§ **PROBLEM STATEMENT**: Can you retype every record below exactly as written?

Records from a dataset
○ ○ ○
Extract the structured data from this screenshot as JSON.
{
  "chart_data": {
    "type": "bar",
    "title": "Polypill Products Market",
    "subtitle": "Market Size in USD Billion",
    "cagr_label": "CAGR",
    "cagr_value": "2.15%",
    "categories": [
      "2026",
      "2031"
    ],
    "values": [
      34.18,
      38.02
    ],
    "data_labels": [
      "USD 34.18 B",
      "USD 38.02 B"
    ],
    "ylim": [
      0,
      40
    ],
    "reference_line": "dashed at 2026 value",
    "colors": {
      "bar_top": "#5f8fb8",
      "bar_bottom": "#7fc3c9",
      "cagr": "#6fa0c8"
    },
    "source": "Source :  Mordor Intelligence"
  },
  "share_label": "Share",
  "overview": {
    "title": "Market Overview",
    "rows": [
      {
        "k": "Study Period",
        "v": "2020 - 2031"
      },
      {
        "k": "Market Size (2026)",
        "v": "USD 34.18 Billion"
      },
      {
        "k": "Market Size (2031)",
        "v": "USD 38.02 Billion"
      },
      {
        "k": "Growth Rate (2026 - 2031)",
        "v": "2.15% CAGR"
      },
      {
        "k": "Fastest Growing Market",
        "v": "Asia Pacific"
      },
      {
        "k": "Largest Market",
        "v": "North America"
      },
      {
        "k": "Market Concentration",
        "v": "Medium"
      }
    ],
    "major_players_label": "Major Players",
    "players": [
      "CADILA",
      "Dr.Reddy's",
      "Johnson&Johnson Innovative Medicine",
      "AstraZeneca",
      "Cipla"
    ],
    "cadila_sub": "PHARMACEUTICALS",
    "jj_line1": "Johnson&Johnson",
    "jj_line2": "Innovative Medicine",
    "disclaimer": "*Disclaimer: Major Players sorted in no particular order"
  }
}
○ ○ ○
§ **WRITTEN ANSWER**:
Extract the structured data from this screenshot as JSON.
{
  "chart_data": {
    "type": "bar",
    "title": "Polypill Products Market",
    "subtitle": "Market Size in USD Billion",
    "cagr_label": "CAGR",
    "cagr_value": "2.15%",
    "categories": [
      "2026",
      "2031"
    ],
    "values": [
      34.18,
      38.02
    ],
    "data_labels": [
      "USD 34.18 B",
      "USD 38.02 B"
    ],
    "ylim": [
      0,
      40
    ],
    "reference_line": "dashed at 2026 value",
    "colors": {
      "bar_top": "#5f8fb8",
      "bar_bottom": "#7fc3c9",
      "cagr": "#6fa0c8"
    },
    "source": "Source :  Mordor Intelligence"
  },
  "share_label": "Share",
  "overview": {
    "title": "Market Overview",
    "rows": [
      {
        "k": "Study Period",
        "v": "2020 - 2031"
      },
      {
        "k": "Market Size (2026)",
        "v": "USD 34.18 Billion"
      },
      {
        "k": "Market Size (2031)",
        "v": "USD 38.02 Billion"
      },
      {
        "k": "Growth Rate (2026 - 2031)",
        "v": "2.15% CAGR"
      },
      {
        "k": "Fastest Growing Market",
        "v": "Asia Pacific"
      },
      {
        "k": "Largest Market",
        "v": "North America"
      },
      {
        "k": "Market Concentration",
        "v": "Medium"
      }
    ],
    "major_players_label": "Major Players",
    "players": [
      "CADILA",
      "Dr.Reddy's",
      "Johnson&Johnson Innovative Medicine",
      "AstraZeneca",
      "Cipla"
    ],
    "cadila_sub": "PHARMACEUTICALS",
    "jj_line1": "Johnson&Johnson",
    "jj_line2": "Innovative Medicine",
    "disclaimer": "*Disclaimer: Major Players sorted in no particular order"
  }
}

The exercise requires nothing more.